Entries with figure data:
+++++

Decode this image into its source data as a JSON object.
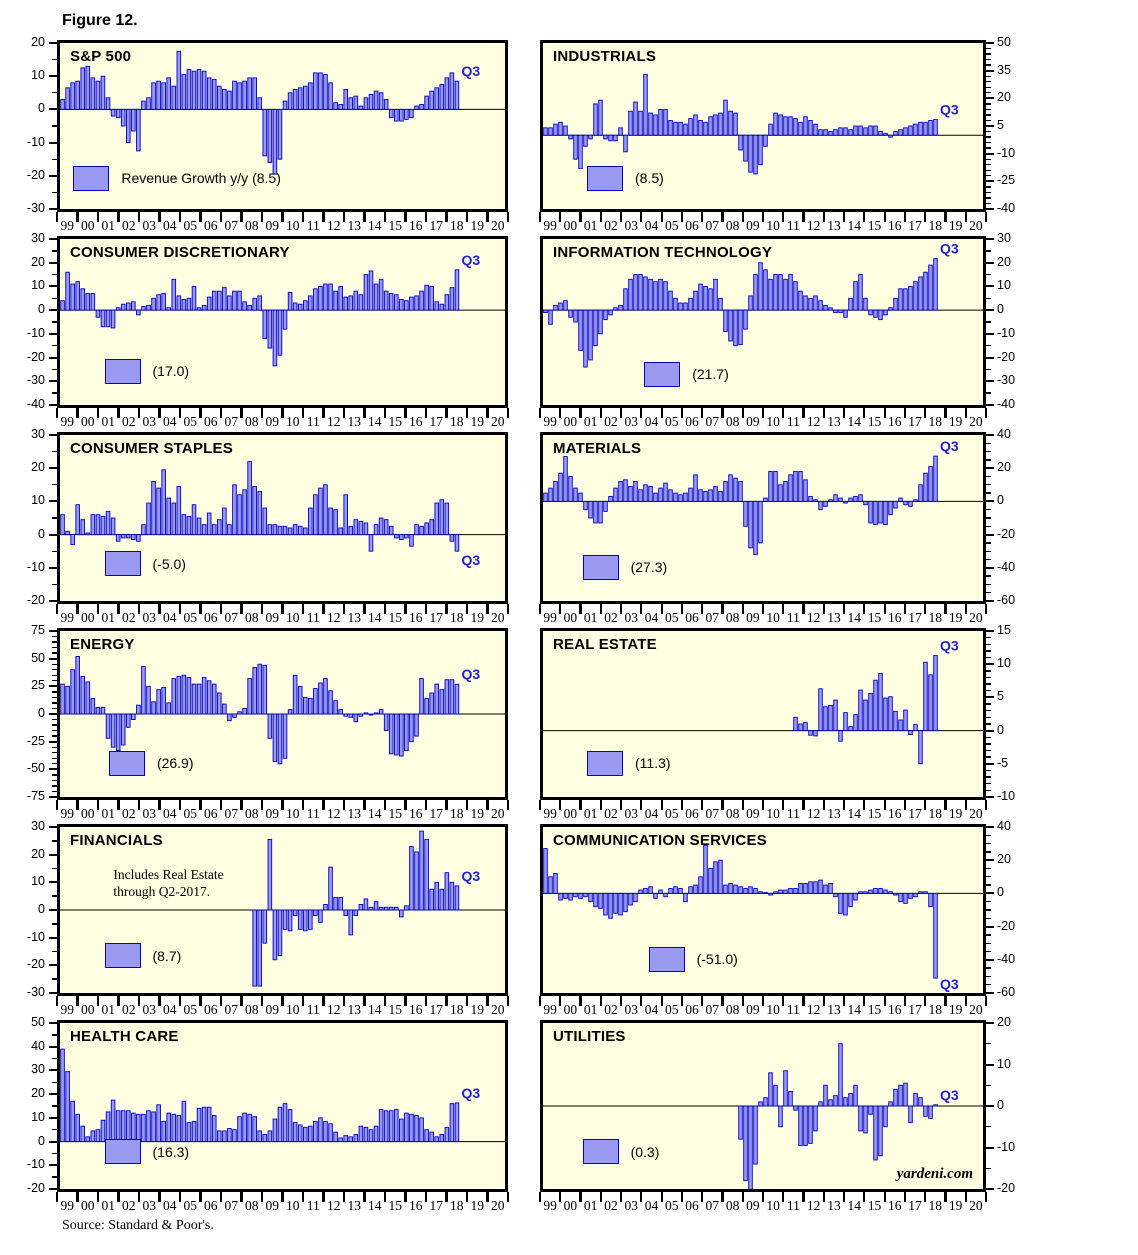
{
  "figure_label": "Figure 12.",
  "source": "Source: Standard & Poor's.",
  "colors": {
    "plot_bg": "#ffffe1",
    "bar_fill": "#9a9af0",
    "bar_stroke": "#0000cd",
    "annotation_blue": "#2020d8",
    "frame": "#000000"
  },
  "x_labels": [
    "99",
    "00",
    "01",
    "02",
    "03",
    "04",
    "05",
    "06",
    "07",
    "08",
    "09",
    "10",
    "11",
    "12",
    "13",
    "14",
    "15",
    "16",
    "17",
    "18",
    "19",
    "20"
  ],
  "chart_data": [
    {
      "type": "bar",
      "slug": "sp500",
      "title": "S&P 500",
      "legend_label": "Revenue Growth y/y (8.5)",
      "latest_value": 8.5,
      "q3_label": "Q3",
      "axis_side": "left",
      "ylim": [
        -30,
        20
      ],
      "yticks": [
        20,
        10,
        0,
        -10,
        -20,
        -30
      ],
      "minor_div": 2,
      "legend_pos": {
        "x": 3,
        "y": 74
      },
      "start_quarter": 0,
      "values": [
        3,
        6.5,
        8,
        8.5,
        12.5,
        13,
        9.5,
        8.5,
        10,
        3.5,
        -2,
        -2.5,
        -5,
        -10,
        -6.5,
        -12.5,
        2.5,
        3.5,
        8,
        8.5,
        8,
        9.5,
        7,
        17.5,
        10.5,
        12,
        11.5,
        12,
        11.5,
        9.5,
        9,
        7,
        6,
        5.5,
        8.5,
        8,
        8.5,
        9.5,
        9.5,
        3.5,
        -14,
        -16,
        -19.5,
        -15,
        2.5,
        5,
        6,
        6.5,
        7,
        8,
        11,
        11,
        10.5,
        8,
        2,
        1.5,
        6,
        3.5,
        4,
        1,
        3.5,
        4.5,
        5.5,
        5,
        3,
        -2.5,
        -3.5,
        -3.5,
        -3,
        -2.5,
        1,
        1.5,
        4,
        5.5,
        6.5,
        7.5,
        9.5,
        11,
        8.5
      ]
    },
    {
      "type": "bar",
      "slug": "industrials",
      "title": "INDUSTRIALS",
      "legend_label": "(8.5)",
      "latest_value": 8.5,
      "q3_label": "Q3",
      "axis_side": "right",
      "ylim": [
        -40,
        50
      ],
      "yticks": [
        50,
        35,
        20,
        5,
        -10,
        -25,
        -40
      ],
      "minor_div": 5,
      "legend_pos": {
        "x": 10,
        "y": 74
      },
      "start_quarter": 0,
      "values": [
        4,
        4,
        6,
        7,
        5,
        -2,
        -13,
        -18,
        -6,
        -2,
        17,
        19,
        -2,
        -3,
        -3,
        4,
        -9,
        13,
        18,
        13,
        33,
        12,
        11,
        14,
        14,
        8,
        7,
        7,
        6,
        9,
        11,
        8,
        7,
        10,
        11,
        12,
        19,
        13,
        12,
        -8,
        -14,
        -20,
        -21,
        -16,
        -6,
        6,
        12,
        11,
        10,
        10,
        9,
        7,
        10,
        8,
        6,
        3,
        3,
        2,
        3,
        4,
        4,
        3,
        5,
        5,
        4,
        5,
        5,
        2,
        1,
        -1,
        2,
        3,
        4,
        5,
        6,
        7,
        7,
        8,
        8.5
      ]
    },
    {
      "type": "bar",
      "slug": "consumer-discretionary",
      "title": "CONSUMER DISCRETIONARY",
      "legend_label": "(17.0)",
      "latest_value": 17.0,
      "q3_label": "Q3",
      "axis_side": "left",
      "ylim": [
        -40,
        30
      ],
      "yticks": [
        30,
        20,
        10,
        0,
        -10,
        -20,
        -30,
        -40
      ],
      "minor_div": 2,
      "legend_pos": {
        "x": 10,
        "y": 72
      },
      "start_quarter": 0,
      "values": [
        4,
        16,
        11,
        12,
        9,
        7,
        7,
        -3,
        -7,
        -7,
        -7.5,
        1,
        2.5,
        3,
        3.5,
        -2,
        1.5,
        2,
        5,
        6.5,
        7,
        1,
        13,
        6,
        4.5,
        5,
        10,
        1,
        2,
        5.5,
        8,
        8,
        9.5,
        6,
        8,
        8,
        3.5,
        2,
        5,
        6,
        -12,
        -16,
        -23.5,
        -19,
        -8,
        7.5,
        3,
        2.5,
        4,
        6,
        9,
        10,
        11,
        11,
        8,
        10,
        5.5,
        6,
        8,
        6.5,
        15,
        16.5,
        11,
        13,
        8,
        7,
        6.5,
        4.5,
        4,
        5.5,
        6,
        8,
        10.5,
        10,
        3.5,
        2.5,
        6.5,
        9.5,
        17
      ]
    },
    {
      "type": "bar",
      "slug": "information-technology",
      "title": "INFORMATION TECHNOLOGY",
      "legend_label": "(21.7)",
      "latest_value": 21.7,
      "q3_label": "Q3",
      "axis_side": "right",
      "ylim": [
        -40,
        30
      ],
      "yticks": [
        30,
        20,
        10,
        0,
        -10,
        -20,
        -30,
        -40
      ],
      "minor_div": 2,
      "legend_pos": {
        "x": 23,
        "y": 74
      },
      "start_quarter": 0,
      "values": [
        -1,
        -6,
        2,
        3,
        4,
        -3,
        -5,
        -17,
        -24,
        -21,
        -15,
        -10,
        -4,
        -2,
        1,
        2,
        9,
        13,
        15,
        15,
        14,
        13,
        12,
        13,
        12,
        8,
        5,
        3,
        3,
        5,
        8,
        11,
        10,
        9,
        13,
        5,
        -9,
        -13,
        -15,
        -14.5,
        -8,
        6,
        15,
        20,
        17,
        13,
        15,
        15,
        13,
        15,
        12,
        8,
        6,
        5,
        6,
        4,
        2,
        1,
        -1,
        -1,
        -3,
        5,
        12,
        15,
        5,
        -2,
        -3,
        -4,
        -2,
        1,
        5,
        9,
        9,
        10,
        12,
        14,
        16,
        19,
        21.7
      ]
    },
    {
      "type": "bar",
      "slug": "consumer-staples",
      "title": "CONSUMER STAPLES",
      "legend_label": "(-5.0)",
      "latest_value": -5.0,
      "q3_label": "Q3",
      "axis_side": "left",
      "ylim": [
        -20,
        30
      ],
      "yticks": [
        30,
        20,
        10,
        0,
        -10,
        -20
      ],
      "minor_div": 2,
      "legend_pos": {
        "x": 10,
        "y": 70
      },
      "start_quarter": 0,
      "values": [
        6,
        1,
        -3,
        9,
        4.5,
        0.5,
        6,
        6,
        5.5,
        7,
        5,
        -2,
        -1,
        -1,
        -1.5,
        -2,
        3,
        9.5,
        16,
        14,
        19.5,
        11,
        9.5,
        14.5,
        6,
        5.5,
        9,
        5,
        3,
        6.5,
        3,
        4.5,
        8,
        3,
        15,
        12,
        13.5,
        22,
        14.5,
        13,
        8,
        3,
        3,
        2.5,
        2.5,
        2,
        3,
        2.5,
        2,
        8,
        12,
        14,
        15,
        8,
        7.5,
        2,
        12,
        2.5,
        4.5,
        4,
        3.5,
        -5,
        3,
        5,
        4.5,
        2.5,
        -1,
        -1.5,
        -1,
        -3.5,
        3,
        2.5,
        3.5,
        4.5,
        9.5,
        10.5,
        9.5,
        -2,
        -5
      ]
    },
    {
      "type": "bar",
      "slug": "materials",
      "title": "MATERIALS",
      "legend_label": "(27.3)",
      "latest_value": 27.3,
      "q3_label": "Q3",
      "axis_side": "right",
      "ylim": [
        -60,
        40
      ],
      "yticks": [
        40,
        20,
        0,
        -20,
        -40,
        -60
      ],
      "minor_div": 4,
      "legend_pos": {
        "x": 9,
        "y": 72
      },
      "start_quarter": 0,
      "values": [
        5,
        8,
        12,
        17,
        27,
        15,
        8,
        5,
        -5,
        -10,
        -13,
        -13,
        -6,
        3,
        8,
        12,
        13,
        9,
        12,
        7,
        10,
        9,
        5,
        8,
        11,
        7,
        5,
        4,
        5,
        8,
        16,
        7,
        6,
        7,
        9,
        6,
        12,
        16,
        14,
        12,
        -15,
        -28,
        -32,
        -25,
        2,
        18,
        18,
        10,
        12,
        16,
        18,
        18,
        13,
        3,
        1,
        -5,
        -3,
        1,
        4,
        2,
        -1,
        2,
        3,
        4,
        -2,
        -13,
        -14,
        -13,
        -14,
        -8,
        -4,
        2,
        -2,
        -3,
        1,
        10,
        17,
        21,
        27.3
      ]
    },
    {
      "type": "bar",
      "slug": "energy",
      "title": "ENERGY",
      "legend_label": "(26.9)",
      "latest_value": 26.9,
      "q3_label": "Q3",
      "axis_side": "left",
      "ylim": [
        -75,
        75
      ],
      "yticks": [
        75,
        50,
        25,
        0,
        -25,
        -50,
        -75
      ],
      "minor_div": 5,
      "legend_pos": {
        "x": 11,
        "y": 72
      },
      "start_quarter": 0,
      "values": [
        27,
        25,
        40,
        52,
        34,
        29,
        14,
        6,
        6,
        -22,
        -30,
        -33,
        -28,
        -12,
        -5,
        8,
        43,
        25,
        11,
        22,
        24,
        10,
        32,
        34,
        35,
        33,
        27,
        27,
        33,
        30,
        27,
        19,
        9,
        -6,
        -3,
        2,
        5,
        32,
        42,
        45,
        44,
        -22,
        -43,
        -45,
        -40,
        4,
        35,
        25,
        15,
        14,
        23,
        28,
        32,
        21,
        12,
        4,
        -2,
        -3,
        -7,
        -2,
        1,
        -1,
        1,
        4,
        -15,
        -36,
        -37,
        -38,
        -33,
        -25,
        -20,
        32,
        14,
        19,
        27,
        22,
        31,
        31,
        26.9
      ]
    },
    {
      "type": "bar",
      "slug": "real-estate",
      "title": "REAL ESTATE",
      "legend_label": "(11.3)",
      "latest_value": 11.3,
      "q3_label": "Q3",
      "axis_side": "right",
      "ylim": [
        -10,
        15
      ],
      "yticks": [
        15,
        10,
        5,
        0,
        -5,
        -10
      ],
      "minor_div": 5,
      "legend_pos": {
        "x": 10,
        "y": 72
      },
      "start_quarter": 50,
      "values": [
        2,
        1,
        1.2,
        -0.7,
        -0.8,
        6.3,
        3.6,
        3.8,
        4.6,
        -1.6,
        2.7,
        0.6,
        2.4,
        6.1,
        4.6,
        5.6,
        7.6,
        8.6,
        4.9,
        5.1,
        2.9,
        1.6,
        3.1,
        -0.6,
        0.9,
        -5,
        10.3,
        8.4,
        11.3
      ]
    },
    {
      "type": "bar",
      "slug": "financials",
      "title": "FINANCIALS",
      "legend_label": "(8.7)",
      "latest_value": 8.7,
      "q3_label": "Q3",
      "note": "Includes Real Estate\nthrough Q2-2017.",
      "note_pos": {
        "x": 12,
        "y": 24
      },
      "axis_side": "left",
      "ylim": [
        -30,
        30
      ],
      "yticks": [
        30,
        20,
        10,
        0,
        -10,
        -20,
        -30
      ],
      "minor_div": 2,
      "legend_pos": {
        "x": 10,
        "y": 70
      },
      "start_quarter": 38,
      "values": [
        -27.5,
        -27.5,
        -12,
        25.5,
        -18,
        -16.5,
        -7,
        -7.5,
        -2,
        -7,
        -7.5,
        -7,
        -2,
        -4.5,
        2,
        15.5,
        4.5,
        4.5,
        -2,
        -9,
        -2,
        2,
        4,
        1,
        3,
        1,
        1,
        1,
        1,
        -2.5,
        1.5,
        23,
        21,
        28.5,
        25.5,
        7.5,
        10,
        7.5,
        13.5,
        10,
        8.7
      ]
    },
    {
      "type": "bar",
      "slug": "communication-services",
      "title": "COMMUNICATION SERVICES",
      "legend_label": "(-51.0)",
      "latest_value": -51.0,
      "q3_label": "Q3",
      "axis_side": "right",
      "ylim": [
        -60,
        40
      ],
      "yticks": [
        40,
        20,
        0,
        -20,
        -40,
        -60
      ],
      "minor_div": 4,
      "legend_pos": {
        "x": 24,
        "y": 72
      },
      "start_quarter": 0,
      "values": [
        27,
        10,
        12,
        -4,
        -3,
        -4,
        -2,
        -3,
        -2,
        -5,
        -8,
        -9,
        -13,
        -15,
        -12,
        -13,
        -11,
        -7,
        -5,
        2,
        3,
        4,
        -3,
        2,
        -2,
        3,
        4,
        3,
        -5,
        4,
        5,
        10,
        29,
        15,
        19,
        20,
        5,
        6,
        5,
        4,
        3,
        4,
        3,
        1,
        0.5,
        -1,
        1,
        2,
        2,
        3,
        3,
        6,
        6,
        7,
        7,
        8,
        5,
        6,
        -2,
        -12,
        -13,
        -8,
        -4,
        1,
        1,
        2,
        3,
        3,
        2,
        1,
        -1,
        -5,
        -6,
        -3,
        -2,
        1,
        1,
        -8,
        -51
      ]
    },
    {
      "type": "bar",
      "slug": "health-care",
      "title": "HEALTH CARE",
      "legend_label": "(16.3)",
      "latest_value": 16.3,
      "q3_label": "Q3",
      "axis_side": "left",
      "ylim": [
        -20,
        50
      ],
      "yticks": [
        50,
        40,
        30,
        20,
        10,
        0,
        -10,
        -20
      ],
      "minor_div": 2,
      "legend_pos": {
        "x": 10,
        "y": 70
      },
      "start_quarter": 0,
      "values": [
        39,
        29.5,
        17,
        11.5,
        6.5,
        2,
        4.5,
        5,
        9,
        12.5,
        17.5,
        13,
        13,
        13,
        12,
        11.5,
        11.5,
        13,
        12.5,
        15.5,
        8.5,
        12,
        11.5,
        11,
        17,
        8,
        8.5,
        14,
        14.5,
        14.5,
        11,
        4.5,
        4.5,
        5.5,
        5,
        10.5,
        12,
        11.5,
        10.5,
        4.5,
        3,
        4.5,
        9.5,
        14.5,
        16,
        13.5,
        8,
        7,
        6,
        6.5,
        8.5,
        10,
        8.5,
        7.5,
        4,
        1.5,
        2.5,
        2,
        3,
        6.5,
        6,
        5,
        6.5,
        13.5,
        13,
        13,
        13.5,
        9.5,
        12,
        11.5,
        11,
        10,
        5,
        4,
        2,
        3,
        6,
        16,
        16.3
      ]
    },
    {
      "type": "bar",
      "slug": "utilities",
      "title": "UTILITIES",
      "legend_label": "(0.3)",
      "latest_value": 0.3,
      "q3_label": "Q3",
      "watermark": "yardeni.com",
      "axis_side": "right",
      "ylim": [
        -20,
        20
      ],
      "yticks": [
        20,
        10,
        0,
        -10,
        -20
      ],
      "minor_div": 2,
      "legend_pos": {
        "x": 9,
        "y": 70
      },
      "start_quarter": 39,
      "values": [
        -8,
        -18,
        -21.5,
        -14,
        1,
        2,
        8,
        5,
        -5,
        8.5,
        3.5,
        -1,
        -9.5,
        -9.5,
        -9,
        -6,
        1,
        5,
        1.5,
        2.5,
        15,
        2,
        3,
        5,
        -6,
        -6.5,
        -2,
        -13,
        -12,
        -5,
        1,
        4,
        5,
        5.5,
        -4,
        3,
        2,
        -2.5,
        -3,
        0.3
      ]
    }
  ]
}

+++++

_Problem_: Among the lines of the records above, count those holding the string "slug", and report only the number.

_Task answer_: 12